Task objective: Transcribe every entry word for word, leaving out all images.

>> Start Records to process

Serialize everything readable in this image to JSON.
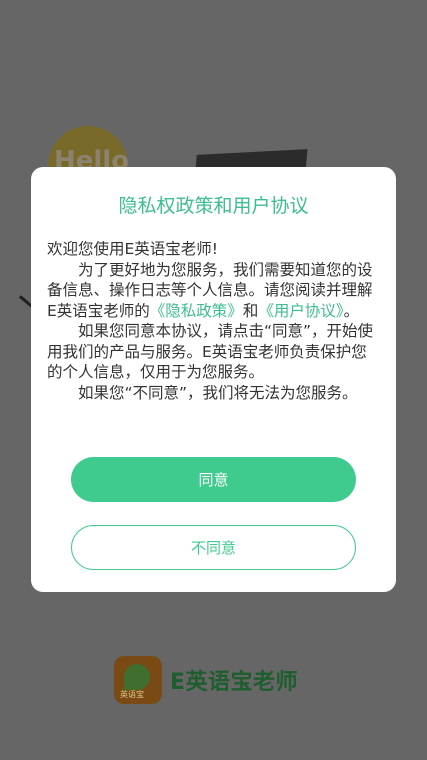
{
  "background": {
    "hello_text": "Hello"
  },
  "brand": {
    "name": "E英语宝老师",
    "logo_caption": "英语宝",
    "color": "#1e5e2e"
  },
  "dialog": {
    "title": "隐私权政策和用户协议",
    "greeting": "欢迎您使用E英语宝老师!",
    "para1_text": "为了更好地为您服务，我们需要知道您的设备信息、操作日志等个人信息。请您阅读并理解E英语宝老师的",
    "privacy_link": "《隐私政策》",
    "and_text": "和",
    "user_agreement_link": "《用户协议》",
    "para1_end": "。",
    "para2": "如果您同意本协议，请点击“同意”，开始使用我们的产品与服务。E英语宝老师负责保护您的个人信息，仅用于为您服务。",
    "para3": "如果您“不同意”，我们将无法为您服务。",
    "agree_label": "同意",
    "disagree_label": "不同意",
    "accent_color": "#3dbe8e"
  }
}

>> End Records to process

Complete response:
Serialize everything readable in this image to JSON.
{
  "background": {
    "hello_text": "Hello"
  },
  "brand": {
    "name": "E英语宝老师",
    "logo_caption": "英语宝",
    "color": "#1e5e2e"
  },
  "dialog": {
    "title": "隐私权政策和用户协议",
    "greeting": "欢迎您使用E英语宝老师!",
    "para1_text": "为了更好地为您服务，我们需要知道您的设备信息、操作日志等个人信息。请您阅读并理解E英语宝老师的",
    "privacy_link": "《隐私政策》",
    "and_text": "和",
    "user_agreement_link": "《用户协议》",
    "para1_end": "。",
    "para2": "如果您同意本协议，请点击“同意”，开始使用我们的产品与服务。E英语宝老师负责保护您的个人信息，仅用于为您服务。",
    "para3": "如果您“不同意”，我们将无法为您服务。",
    "agree_label": "同意",
    "disagree_label": "不同意",
    "accent_color": "#3dbe8e"
  }
}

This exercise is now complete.